Each record needs to be echoed exactly; can you do that?

Extracted data entries
★ ★ ★
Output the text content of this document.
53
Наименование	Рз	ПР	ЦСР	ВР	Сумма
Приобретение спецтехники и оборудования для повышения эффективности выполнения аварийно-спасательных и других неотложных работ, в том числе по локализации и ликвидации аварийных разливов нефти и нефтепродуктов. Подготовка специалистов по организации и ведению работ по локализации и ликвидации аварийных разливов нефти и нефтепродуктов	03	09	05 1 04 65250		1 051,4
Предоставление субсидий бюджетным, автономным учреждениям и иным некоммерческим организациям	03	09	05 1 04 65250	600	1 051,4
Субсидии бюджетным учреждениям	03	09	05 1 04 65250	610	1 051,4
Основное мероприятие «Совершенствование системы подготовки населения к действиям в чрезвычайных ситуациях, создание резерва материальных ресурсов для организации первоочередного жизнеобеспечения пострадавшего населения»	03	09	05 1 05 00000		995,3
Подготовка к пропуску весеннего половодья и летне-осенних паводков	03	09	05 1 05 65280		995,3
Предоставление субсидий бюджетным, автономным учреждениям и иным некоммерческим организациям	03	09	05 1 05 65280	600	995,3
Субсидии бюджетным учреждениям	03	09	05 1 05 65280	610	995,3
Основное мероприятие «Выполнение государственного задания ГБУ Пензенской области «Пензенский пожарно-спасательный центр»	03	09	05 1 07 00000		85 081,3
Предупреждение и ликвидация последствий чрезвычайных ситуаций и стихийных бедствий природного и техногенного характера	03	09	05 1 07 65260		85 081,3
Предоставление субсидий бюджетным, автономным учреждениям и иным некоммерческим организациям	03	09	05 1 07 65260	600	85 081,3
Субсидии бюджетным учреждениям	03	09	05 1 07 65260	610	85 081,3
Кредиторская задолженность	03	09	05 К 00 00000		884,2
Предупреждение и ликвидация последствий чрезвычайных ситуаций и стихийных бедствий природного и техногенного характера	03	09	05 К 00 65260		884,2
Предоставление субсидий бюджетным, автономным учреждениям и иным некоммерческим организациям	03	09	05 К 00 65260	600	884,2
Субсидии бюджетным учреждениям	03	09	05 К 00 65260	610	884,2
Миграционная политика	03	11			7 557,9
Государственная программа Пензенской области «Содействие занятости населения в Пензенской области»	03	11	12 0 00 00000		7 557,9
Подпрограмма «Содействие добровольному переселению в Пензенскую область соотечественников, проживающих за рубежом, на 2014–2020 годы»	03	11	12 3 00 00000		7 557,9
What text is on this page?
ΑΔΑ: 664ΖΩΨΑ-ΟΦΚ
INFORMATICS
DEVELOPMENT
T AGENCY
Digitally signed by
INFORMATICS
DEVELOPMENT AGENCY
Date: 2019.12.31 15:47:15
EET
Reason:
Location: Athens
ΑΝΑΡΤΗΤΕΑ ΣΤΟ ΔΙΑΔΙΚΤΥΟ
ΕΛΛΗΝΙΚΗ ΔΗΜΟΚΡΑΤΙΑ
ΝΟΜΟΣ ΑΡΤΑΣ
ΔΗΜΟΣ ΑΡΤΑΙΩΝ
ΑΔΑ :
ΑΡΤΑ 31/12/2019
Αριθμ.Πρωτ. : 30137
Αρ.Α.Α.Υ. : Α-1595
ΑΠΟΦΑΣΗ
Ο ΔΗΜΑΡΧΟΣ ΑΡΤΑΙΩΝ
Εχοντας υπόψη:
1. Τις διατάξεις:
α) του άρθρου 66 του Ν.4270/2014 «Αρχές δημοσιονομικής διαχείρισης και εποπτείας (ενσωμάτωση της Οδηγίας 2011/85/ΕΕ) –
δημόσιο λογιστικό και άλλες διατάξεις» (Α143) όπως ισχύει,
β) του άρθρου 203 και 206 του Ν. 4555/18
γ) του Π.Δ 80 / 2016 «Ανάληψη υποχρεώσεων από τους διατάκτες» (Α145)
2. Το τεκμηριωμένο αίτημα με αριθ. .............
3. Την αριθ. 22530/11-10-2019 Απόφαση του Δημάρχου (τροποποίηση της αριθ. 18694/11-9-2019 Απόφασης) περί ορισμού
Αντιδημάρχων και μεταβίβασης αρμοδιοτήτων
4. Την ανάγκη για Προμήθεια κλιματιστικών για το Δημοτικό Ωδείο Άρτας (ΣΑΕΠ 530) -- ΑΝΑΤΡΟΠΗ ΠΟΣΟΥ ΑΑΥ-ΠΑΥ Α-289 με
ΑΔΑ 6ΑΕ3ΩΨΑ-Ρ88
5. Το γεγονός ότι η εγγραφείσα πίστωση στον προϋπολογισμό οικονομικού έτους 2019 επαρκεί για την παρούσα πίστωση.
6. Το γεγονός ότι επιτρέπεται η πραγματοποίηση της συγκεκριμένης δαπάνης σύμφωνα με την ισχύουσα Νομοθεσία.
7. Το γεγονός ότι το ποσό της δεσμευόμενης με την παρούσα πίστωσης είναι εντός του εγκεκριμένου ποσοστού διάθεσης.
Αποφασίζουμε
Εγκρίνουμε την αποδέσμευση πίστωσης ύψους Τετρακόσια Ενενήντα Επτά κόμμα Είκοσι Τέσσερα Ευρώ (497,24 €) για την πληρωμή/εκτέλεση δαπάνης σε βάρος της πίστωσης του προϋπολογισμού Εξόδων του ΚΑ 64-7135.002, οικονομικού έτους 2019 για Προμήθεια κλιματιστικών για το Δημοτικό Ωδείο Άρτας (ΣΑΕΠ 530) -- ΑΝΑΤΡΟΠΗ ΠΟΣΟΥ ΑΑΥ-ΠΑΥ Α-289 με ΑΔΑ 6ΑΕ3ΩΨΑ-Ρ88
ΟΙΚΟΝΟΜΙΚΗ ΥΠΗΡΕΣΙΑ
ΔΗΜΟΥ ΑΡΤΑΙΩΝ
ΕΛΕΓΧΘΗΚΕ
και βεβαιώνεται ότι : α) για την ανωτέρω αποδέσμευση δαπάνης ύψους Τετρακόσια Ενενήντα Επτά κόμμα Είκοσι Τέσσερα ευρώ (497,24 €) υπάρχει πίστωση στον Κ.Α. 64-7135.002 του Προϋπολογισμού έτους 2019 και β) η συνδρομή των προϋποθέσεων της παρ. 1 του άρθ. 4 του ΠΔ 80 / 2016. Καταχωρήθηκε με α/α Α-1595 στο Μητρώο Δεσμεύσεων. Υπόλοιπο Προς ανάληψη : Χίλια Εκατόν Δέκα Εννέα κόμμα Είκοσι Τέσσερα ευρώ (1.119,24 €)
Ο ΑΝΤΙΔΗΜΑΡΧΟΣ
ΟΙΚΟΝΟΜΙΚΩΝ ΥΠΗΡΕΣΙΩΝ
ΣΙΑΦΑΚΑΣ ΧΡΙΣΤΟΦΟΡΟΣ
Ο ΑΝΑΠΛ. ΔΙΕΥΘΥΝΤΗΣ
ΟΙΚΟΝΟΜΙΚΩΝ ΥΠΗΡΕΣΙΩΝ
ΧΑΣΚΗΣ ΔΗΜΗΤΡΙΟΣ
★ ★ ★
THE ANSWER:
Output the text content of this document.
53
Наименование	Рз	ПР	ЦСР	ВР	Сумма
Приобретение спецтехники и оборудования для повышения эффективности выполнения аварийно-спасательных и других неотложных работ, в том числе по локализации и ликвидации аварийных разливов нефти и нефтепродуктов. Подготовка специалистов по организации и ведению работ по локализации и ликвидации аварийных разливов нефти и нефтепродуктов	03	09	05 1 04 65250		1 051,4
Предоставление субсидий бюджетным, автономным учреждениям и иным некоммерческим организациям	03	09	05 1 04 65250	600	1 051,4
Субсидии бюджетным учреждениям	03	09	05 1 04 65250	610	1 051,4
Основное мероприятие «Совершенствование системы подготовки населения к действиям в чрезвычайных ситуациях, создание резерва материальных ресурсов для организации первоочередного жизнеобеспечения пострадавшего населения»	03	09	05 1 05 00000		995,3
Подготовка к пропуску весеннего половодья и летне-осенних паводков	03	09	05 1 05 65280		995,3
Предоставление субсидий бюджетным, автономным учреждениям и иным некоммерческим организациям	03	09	05 1 05 65280	600	995,3
Субсидии бюджетным учреждениям	03	09	05 1 05 65280	610	995,3
Основное мероприятие «Выполнение государственного задания ГБУ Пензенской области «Пензенский пожарно-спасательный центр»	03	09	05 1 07 00000		85 081,3
Предупреждение и ликвидация последствий чрезвычайных ситуаций и стихийных бедствий природного и техногенного характера	03	09	05 1 07 65260		85 081,3
Предоставление субсидий бюджетным, автономным учреждениям и иным некоммерческим организациям	03	09	05 1 07 65260	600	85 081,3
Субсидии бюджетным учреждениям	03	09	05 1 07 65260	610	85 081,3
Кредиторская задолженность	03	09	05 К 00 00000		884,2
Предупреждение и ликвидация последствий чрезвычайных ситуаций и стихийных бедствий природного и техногенного характера	03	09	05 К 00 65260		884,2
Предоставление субсидий бюджетным, автономным учреждениям и иным некоммерческим организациям	03	09	05 К 00 65260	600	884,2
Субсидии бюджетным учреждениям	03	09	05 К 00 65260	610	884,2
Миграционная политика	03	11			7 557,9
Государственная программа Пензенской области «Содействие занятости населения в Пензенской области»	03	11	12 0 00 00000		7 557,9
Подпрограмма «Содействие добровольному переселению в Пензенскую область соотечественников, проживающих за рубежом, на 2014–2020 годы»	03	11	12 3 00 00000		7 557,9
What text is on this page?
ΑΔΑ: 664ΖΩΨΑ-ΟΦΚ
INFORMATICS
DEVELOPMENT
T AGENCY
Digitally signed by
INFORMATICS
DEVELOPMENT AGENCY
Date: 2019.12.31 15:47:15
EET
Reason:
Location: Athens
ΑΝΑΡΤΗΤΕΑ ΣΤΟ ΔΙΑΔΙΚΤΥΟ
ΕΛΛΗΝΙΚΗ ΔΗΜΟΚΡΑΤΙΑ
ΝΟΜΟΣ ΑΡΤΑΣ
ΔΗΜΟΣ ΑΡΤΑΙΩΝ
ΑΔΑ :
ΑΡΤΑ 31/12/2019
Αριθμ.Πρωτ. : 30137
Αρ.Α.Α.Υ. : Α-1595
ΑΠΟΦΑΣΗ
Ο ΔΗΜΑΡΧΟΣ ΑΡΤΑΙΩΝ
Εχοντας υπόψη:
1. Τις διατάξεις:
α) του άρθρου 66 του Ν.4270/2014 «Αρχές δημοσιονομικής διαχείρισης και εποπτείας (ενσωμάτωση της Οδηγίας 2011/85/ΕΕ) –
δημόσιο λογιστικό και άλλες διατάξεις» (Α143) όπως ισχύει,
β) του άρθρου 203 και 206 του Ν. 4555/18
γ) του Π.Δ 80 / 2016 «Ανάληψη υποχρεώσεων από τους διατάκτες» (Α145)
2. Το τεκμηριωμένο αίτημα με αριθ. .............
3. Την αριθ. 22530/11-10-2019 Απόφαση του Δημάρχου (τροποποίηση της αριθ. 18694/11-9-2019 Απόφασης) περί ορισμού
Αντιδημάρχων και μεταβίβασης αρμοδιοτήτων
4. Την ανάγκη για Προμήθεια κλιματιστικών για το Δημοτικό Ωδείο Άρτας (ΣΑΕΠ 530) -- ΑΝΑΤΡΟΠΗ ΠΟΣΟΥ ΑΑΥ-ΠΑΥ Α-289 με
ΑΔΑ 6ΑΕ3ΩΨΑ-Ρ88
5. Το γεγονός ότι η εγγραφείσα πίστωση στον προϋπολογισμό οικονομικού έτους 2019 επαρκεί για την παρούσα πίστωση.
6. Το γεγονός ότι επιτρέπεται η πραγματοποίηση της συγκεκριμένης δαπάνης σύμφωνα με την ισχύουσα Νομοθεσία.
7. Το γεγονός ότι το ποσό της δεσμευόμενης με την παρούσα πίστωσης είναι εντός του εγκεκριμένου ποσοστού διάθεσης.
Αποφασίζουμε
Εγκρίνουμε την αποδέσμευση πίστωσης ύψους Τετρακόσια Ενενήντα Επτά κόμμα Είκοσι Τέσσερα Ευρώ (497,24 €) για την πληρωμή/εκτέλεση δαπάνης σε βάρος της πίστωσης του προϋπολογισμού Εξόδων του ΚΑ 64-7135.002, οικονομικού έτους 2019 για Προμήθεια κλιματιστικών για το Δημοτικό Ωδείο Άρτας (ΣΑΕΠ 530) -- ΑΝΑΤΡΟΠΗ ΠΟΣΟΥ ΑΑΥ-ΠΑΥ Α-289 με ΑΔΑ 6ΑΕ3ΩΨΑ-Ρ88
ΟΙΚΟΝΟΜΙΚΗ ΥΠΗΡΕΣΙΑ
ΔΗΜΟΥ ΑΡΤΑΙΩΝ
ΕΛΕΓΧΘΗΚΕ
και βεβαιώνεται ότι : α) για την ανωτέρω αποδέσμευση δαπάνης ύψους Τετρακόσια Ενενήντα Επτά κόμμα Είκοσι Τέσσερα ευρώ (497,24 €) υπάρχει πίστωση στον Κ.Α. 64-7135.002 του Προϋπολογισμού έτους 2019 και β) η συνδρομή των προϋποθέσεων της παρ. 1 του άρθ. 4 του ΠΔ 80 / 2016. Καταχωρήθηκε με α/α Α-1595 στο Μητρώο Δεσμεύσεων. Υπόλοιπο Προς ανάληψη : Χίλια Εκατόν Δέκα Εννέα κόμμα Είκοσι Τέσσερα ευρώ (1.119,24 €)
Ο ΑΝΤΙΔΗΜΑΡΧΟΣ
ΟΙΚΟΝΟΜΙΚΩΝ ΥΠΗΡΕΣΙΩΝ
ΣΙΑΦΑΚΑΣ ΧΡΙΣΤΟΦΟΡΟΣ
Ο ΑΝΑΠΛ. ΔΙΕΥΘΥΝΤΗΣ
ΟΙΚΟΝΟΜΙΚΩΝ ΥΠΗΡΕΣΙΩΝ
ΧΑΣΚΗΣ ΔΗΜΗΤΡΙΟΣ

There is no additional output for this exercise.